[Recorded data]
#####

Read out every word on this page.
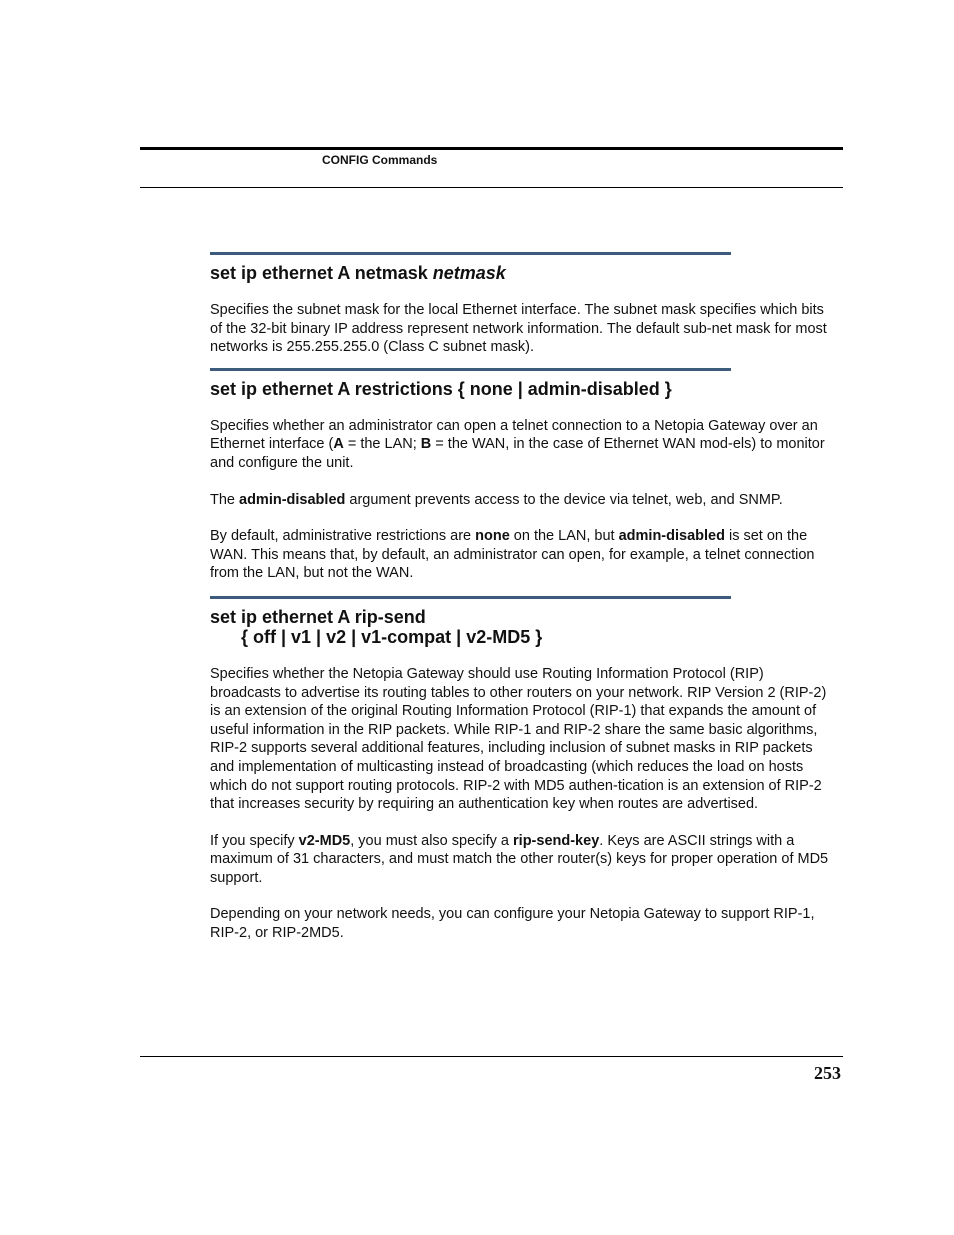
CONFIG Commands
set ip ethernet A netmask netmask

Specifies the subnet mask for the local Ethernet interface. The subnet mask specifies which bits of the 32-bit binary IP address represent network information. The default sub-net mask for most networks is 255.255.255.0 (Class C subnet mask).

set ip ethernet A restrictions { none | admin-disabled }

Specifies whether an administrator can open a telnet connection to a Netopia Gateway over an Ethernet interface (A = the LAN; B = the WAN, in the case of Ethernet WAN mod-els) to monitor and configure the unit.

The admin-disabled argument prevents access to the device via telnet, web, and SNMP.

By default, administrative restrictions are none on the LAN, but admin-disabled is set on the WAN. This means that, by default, an administrator can open, for example, a telnet connection from the LAN, but not the WAN.

set ip ethernet A rip-send
{ off | v1 | v2 | v1-compat | v2-MD5 }

Specifies whether the Netopia Gateway should use Routing Information Protocol (RIP) broadcasts to advertise its routing tables to other routers on your network. RIP Version 2 (RIP-2) is an extension of the original Routing Information Protocol (RIP-1) that expands the amount of useful information in the RIP packets. While RIP-1 and RIP-2 share the same basic algorithms, RIP-2 supports several additional features, including inclusion of subnet masks in RIP packets and implementation of multicasting instead of broadcasting (which reduces the load on hosts which do not support routing protocols. RIP-2 with MD5 authen-tication is an extension of RIP-2 that increases security by requiring an authentication key when routes are advertised.

If you specify v2-MD5, you must also specify a rip-send-key. Keys are ASCII strings with a maximum of 31 characters, and must match the other router(s) keys for proper operation of MD5 support.

Depending on your network needs, you can configure your Netopia Gateway to support RIP-1, RIP-2, or RIP-2MD5.

253
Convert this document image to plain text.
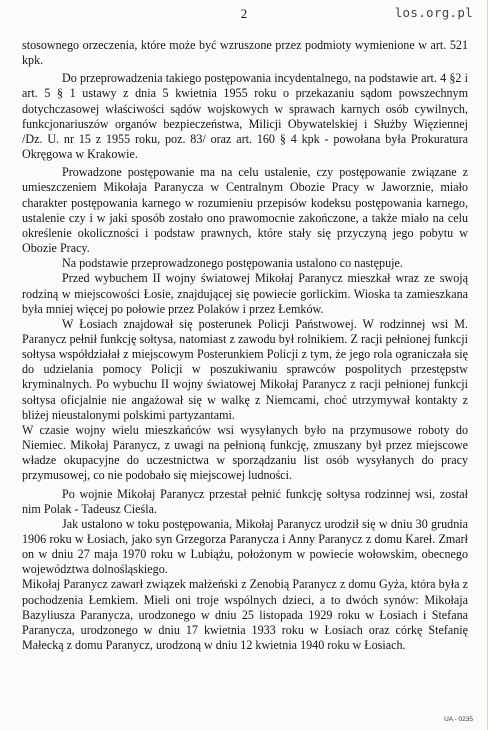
2	los.org.pl

stosownego orzeczenia, które może być wzruszone przez podmioty wymienione w art. 521 kpk.

Do przeprowadzenia takiego postępowania incydentalnego, na podstawie art. 4 §2 i art. 5 § 1 ustawy z dnia 5 kwietnia 1955 roku o przekazaniu sądom powszechnym dotychczasowej właściwości sądów wojskowych w sprawach karnych osób cywilnych, funkcjonariuszów organów bezpieczeństwa, Milicji Obywatelskiej i Służby Więziennej /Dz. U. nr 15 z 1955 roku, poz. 83/ oraz art. 160 § 4 kpk - powołana była Prokuratura Okręgowa w Krakowie.

Prowadzone postępowanie ma na celu ustalenie, czy postępowanie związane z umieszczeniem Mikołaja Paranycza w Centralnym Obozie Pracy w Jaworznie, miało charakter postępowania karnego w rozumieniu przepisów kodeksu postępowania karnego, ustalenie czy i w jaki sposób zostało ono prawomocnie zakończone, a także miało na celu określenie okoliczności i podstaw prawnych, które stały się przyczyną jego pobytu w Obozie Pracy.

Na podstawie przeprowadzonego postępowania ustalono co następuje.

Przed wybuchem II wojny światowej Mikołaj Paranycz mieszkał wraz ze swoją rodziną w miejscowości Łosie, znajdującej się powiecie gorlickim. Wioska ta zamieszkana była mniej więcej po połowie przez Polaków i przez Łemków.

W Łosiach znajdował się posterunek Policji Państwowej. W rodzinnej wsi M. Paranycz pełnił funkcję sołtysa, natomiast z zawodu był rolnikiem. Z racji pełnionej funkcji sołtysa współdziałał z miejscowym Posterunkiem Policji z tym, że jego rola ograniczała się do udzielania pomocy Policji w poszukiwaniu sprawców pospolitych przestępstw kryminalnych. Po wybuchu II wojny światowej Mikołaj Paranycz z racji pełnionej funkcji sołtysa oficjalnie nie angażował się w walkę z Niemcami, choć utrzymywał kontakty z bliżej nieustalonymi polskimi partyzantami.

W czasie wojny wielu mieszkańców wsi wysyłanych było na przymusowe roboty do Niemiec. Mikołaj Paranycz, z uwagi na pełnioną funkcję, zmuszany był przez miejscowe władze okupacyjne do uczestnictwa w sporządzaniu list osób wysyłanych do pracy przymusowej, co nie podobało się miejscowej ludności.

Po wojnie Mikołaj Paranycz przestał pełnić funkcję sołtysa rodzinnej wsi, został nim Polak - Tadeusz Cieśla.

Jak ustalono w toku postępowania, Mikołaj Paranycz urodził się w dniu 30 grudnia 1906 roku w Łosiach, jako syn Grzegorza Paranycza i Anny Paranycz z domu Kareł. Zmarł on w dniu 27 maja 1970 roku w Lubiążu, położonym w powiecie wołowskim, obecnego województwa dolnośląskiego.

Mikołaj Paranycz zawarł związek małżeński z Zenobią Paranycz z domu Gyża, która była z pochodzenia Łemkiem. Mieli oni troje wspólnych dzieci, a to dwóch synów: Mikołaja Bazyliusza Paranycza, urodzonego w dniu 25 listopada 1929 roku w Łosiach i Stefana Paranycza, urodzonego w dniu 17 kwietnia 1933 roku w Łosiach oraz córkę Stefanię Małecką z domu Paranycz, urodzoną w dniu 12 kwietnia 1940 roku w Łosiach.

UA - 0235
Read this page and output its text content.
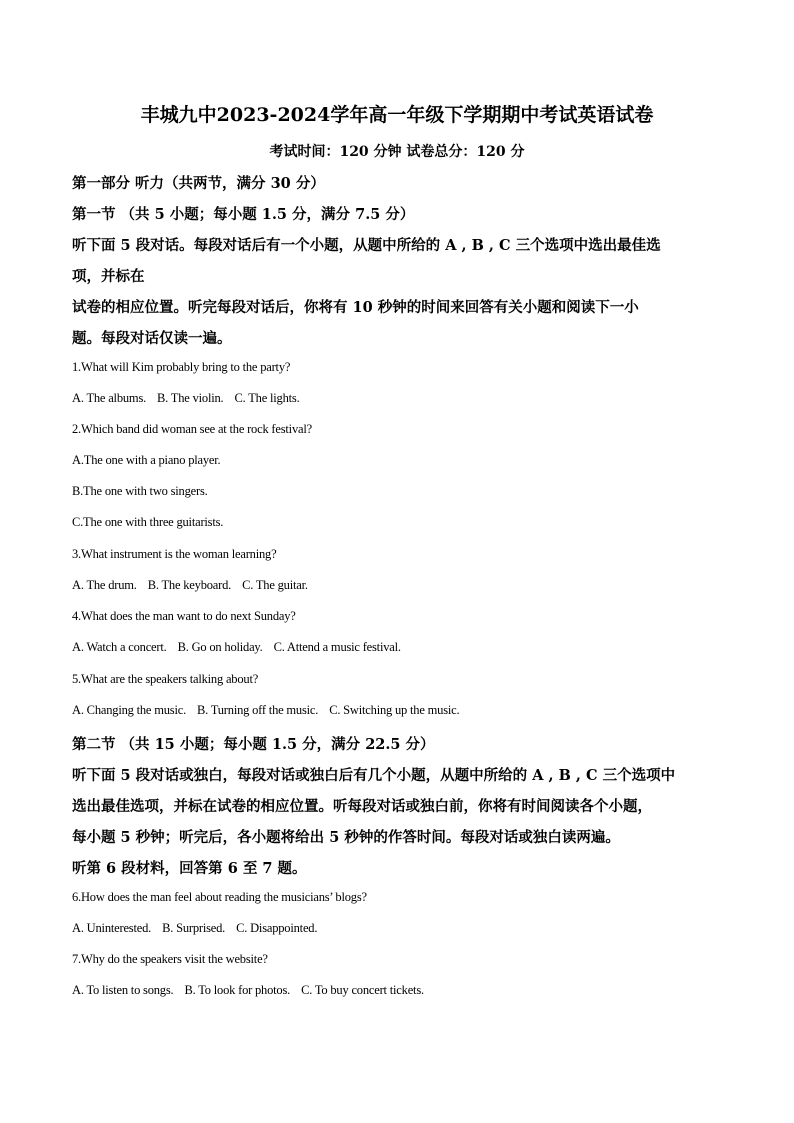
丰城九中2023-2024学年高一年级下学期期中考试英语试卷
考试时间：120 分钟 试卷总分：120 分
第一部分 听力（共两节，满分 30 分）
第一节 （共 5 小题；每小题 1.5 分，满分 7.5 分）
听下面 5 段对话。每段对话后有一个小题，从题中所给的 A , B , C 三个选项中选出最佳选
项，并标在
试卷的相应位置。听完每段对话后，你将有 10 秒钟的时间来回答有关小题和阅读下一小
题。每段对话仅读一遍。
1.What will Kim probably bring to the party?
A. The albums. B. The violin. C. The lights.
2.Which band did woman see at the rock festival?
A.The one with a piano player.
B.The one with two singers.
C.The one with three guitarists.
3.What instrument is the woman learning?
A. The drum. B. The keyboard. C. The guitar.
4.What does the man want to do next Sunday?
A. Watch a concert. B. Go on holiday. C. Attend a music festival.
5.What are the speakers talking about?
A. Changing the music. B. Turning off the music. C. Switching up the music.
第二节 （共 15 小题；每小题 1.5 分，满分 22.5 分）
听下面 5 段对话或独白，每段对话或独白后有几个小题，从题中所给的 A , B , C 三个选项中
选出最佳选项，并标在试卷的相应位置。听每段对话或独白前，你将有时间阅读各个小题，
每小题 5 秒钟；听完后，各小题将给出 5 秒钟的作答时间。每段对话或独白读两遍。
听第 6 段材料，回答第 6 至 7 题。
6.How does the man feel about reading the musicians’ blogs?
A. Uninterested. B. Surprised. C. Disappointed.
7.Why do the speakers visit the website?
A. To listen to songs. B. To look for photos. C. To buy concert tickets.
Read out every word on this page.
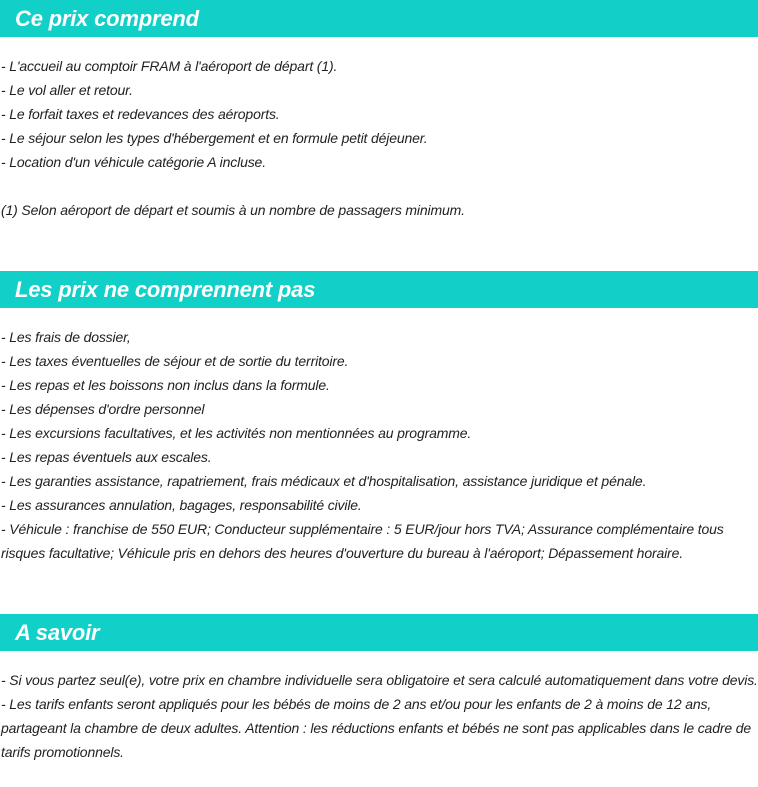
Ce prix comprend
- L'accueil au comptoir FRAM à l'aéroport de départ (1).
- Le vol aller et retour.
- Le forfait taxes et redevances des aéroports.
- Le séjour selon les types d'hébergement et en formule petit déjeuner.
- Location d'un véhicule catégorie A incluse.
(1) Selon aéroport de départ et soumis à un nombre de passagers minimum.
Les prix ne comprennent pas
- Les frais de dossier,
- Les taxes éventuelles de séjour et de sortie du territoire.
- Les repas et les boissons non inclus dans la formule.
- Les dépenses d'ordre personnel
- Les excursions facultatives, et les activités non mentionnées au programme.
- Les repas éventuels aux escales.
- Les garanties assistance, rapatriement, frais médicaux et d'hospitalisation, assistance juridique et pénale.
- Les assurances annulation, bagages, responsabilité civile.
- Véhicule : franchise de 550 EUR; Conducteur supplémentaire : 5 EUR/jour hors TVA; Assurance complémentaire tous risques facultative; Véhicule pris en dehors des heures d'ouverture du bureau à l'aéroport; Dépassement horaire.
A savoir
- Si vous partez seul(e), votre prix en chambre individuelle sera obligatoire et sera calculé automatiquement dans votre devis.
- Les tarifs enfants seront appliqués pour les bébés de moins de 2 ans et/ou pour les enfants de 2 à moins de 12 ans, partageant la chambre de deux adultes. Attention : les réductions enfants et bébés ne sont pas applicables dans le cadre de tarifs promotionnels.
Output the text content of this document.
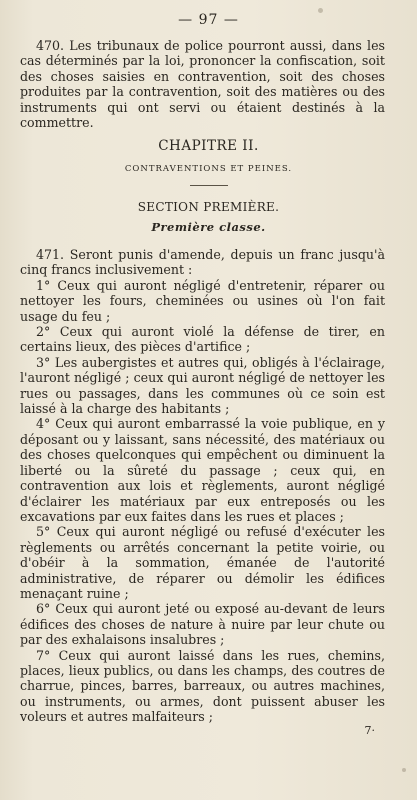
— 97 —

470. Les tribunaux de police pourront aussi, dans les cas déterminés par la loi, prononcer la confiscation, soit des choses saisies en contravention, soit des choses produites par la contravention, soit des matières ou des instruments qui ont servi ou étaient destinés à la commettre.

CHAPITRE II.
CONTRAVENTIONS ET PEINES.
SECTION PREMIÈRE.
Première classe.

471. Seront punis d'amende, depuis un franc jusqu'à cinq francs inclusivement :

1° Ceux qui auront négligé d'entretenir, réparer ou nettoyer les fours, cheminées ou usines où l'on fait usage du feu ;

2° Ceux qui auront violé la défense de tirer, en certains lieux, des pièces d'artifice ;

3° Les aubergistes et autres qui, obligés à l'éclairage, l'auront négligé ; ceux qui auront négligé de nettoyer les rues ou passages, dans les communes où ce soin est laissé à la charge des habitants ;

4° Ceux qui auront embarrassé la voie publique, en y déposant ou y laissant, sans nécessité, des matériaux ou des choses quelconques qui empêchent ou diminuent la liberté ou la sûreté du passage ; ceux qui, en contravention aux lois et règlements, auront négligé d'éclairer les matériaux par eux entreposés ou les excavations par eux faites dans les rues et places ;

5° Ceux qui auront négligé ou refusé d'exécuter les règlements ou arrêtés concernant la petite voirie, ou d'obéir à la sommation, émanée de l'autorité administrative, de réparer ou démolir les édifices menaçant ruine ;

6° Ceux qui auront jeté ou exposé au-devant de leurs édifices des choses de nature à nuire par leur chute ou par des exhalaisons insalubres ;

7° Ceux qui auront laissé dans les rues, chemins, places, lieux publics, ou dans les champs, des coutres de charrue, pinces, barres, barreaux, ou autres machines, ou instruments, ou armes, dont puissent abuser les voleurs et autres malfaiteurs ;

7·
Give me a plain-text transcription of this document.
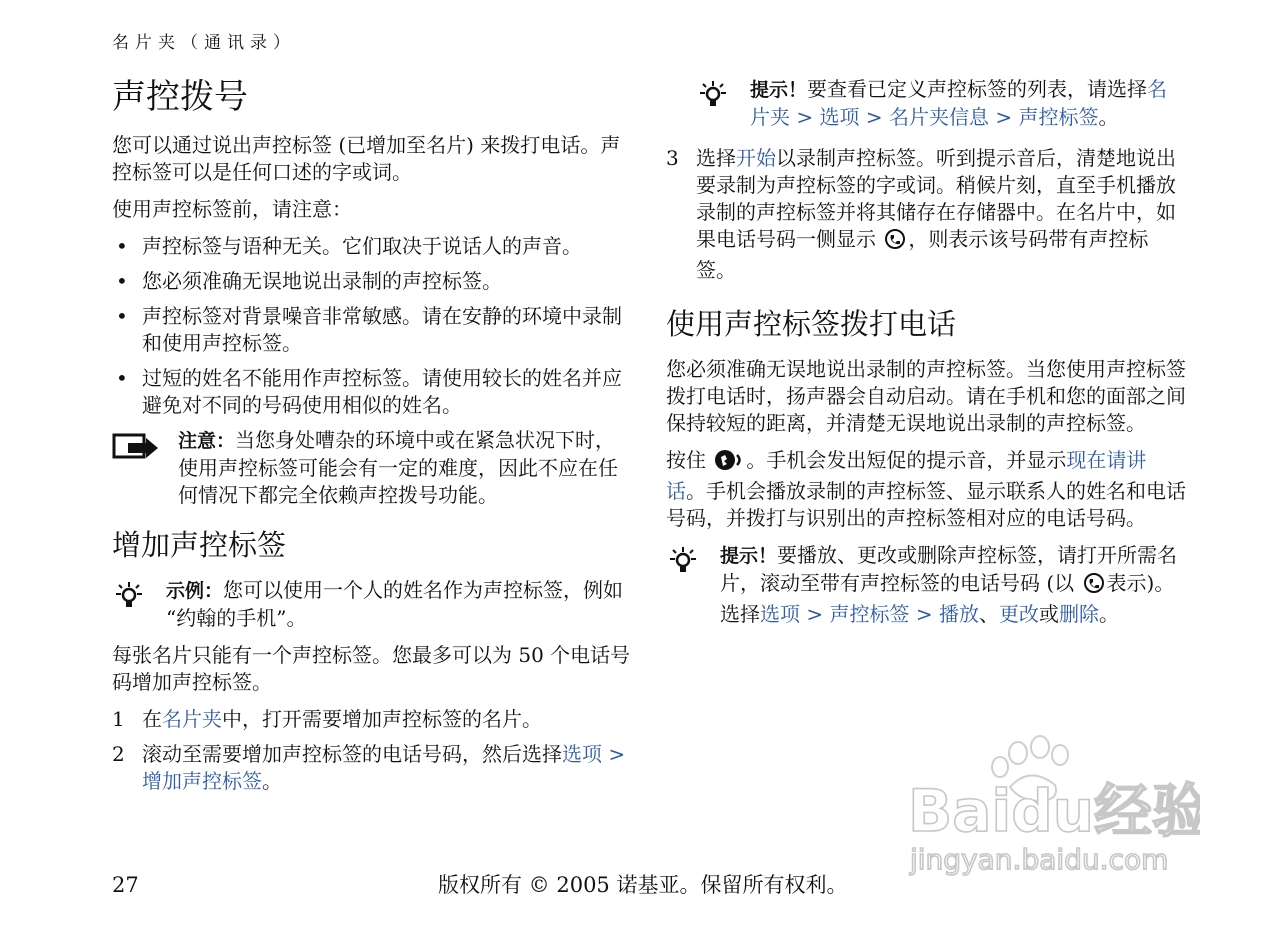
名片夹（通讯录）
声控拨号

您可以通过说出声控标签 (已增加至名片) 来拨打电话。声控标签可以是任何口述的字或词。

使用声控标签前，请注意：

• 声控标签与语种无关。它们取决于说话人的声音。
• 您必须准确无误地说出录制的声控标签。
• 声控标签对背景噪音非常敏感。请在安静的环境中录制和使用声控标签。
• 过短的姓名不能用作声控标签。请使用较长的姓名并应避免对不同的号码使用相似的姓名。
注意：当您身处嘈杂的环境中或在紧急状况下时，使用声控标签可能会有一定的难度，因此不应在任何情况下都完全依赖声控拨号功能。
增加声控标签
示例：您可以使用一个人的姓名作为声控标签，例如 “约翰的手机”。

每张名片只能有一个声控标签。您最多可以为 50 个电话号码增加声控标签。

1 在名片夹中，打开需要增加声控标签的名片。
2 滚动至需要增加声控标签的电话号码，然后选择选项 > 增加声控标签。
提示！要查看已定义声控标签的列表，请选择名片夹 > 选项 > 名片夹信息 > 声控标签。
3 选择开始以录制声控标签。听到提示音后，清楚地说出要录制为声控标签的字或词。稍候片刻，直至手机播放录制的声控标签并将其储存在存储器中。在名片中，如果电话号码一侧显示 ，则表示该号码带有声控标签。
使用声控标签拨打电话

您必须准确无误地说出录制的声控标签。当您使用声控标签拨打电话时，扬声器会自动启动。请在手机和您的面部之间保持较短的距离，并清楚无误地说出录制的声控标签。

按住 。手机会发出短促的提示音，并显示现在请讲话。手机会播放录制的声控标签、显示联系人的姓名和电话号码，并拨打与识别出的声控标签相对应的电话号码。

提示！要播放、更改或删除声控标签，请打开所需名片，滚动至带有声控标签的电话号码 (以 表示)。选择选项 > 声控标签 > 播放、更改或删除。
Baidu经验
jingyan.baidu.com
27	版权所有 © 2005 诺基亚。保留所有权利。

#####

Exercise description ▸ Retype, word for word, only the lines from the line with "Give me a plain-text" to the final line of the listing above; the pictures do not belong in the copy.

Result of the exercise ▸
Give me a plain-text transcription of this document.
名片夹（通讯录）
声控拨号

您可以通过说出声控标签 (已增加至名片) 来拨打电话。声控标签可以是任何口述的字或词。

使用声控标签前，请注意：

• 声控标签与语种无关。它们取决于说话人的声音。
• 您必须准确无误地说出录制的声控标签。
• 声控标签对背景噪音非常敏感。请在安静的环境中录制和使用声控标签。
• 过短的姓名不能用作声控标签。请使用较长的姓名并应避免对不同的号码使用相似的姓名。
注意：当您身处嘈杂的环境中或在紧急状况下时，使用声控标签可能会有一定的难度，因此不应在任何情况下都完全依赖声控拨号功能。
增加声控标签
示例：您可以使用一个人的姓名作为声控标签，例如 “约翰的手机”。

每张名片只能有一个声控标签。您最多可以为 50 个电话号码增加声控标签。

1 在名片夹中，打开需要增加声控标签的名片。
2 滚动至需要增加声控标签的电话号码，然后选择选项 > 增加声控标签。
提示！要查看已定义声控标签的列表，请选择名片夹 > 选项 > 名片夹信息 > 声控标签。
3 选择开始以录制声控标签。听到提示音后，清楚地说出要录制为声控标签的字或词。稍候片刻，直至手机播放录制的声控标签并将其储存在存储器中。在名片中，如果电话号码一侧显示 ，则表示该号码带有声控标签。
使用声控标签拨打电话

您必须准确无误地说出录制的声控标签。当您使用声控标签拨打电话时，扬声器会自动启动。请在手机和您的面部之间保持较短的距离，并清楚无误地说出录制的声控标签。

按住 。手机会发出短促的提示音，并显示现在请讲话。手机会播放录制的声控标签、显示联系人的姓名和电话号码，并拨打与识别出的声控标签相对应的电话号码。

提示！要播放、更改或删除声控标签，请打开所需名片，滚动至带有声控标签的电话号码 (以 表示)。选择选项 > 声控标签 > 播放、更改或删除。
Baidu经验
jingyan.baidu.com
27	版权所有 © 2005 诺基亚。保留所有权利。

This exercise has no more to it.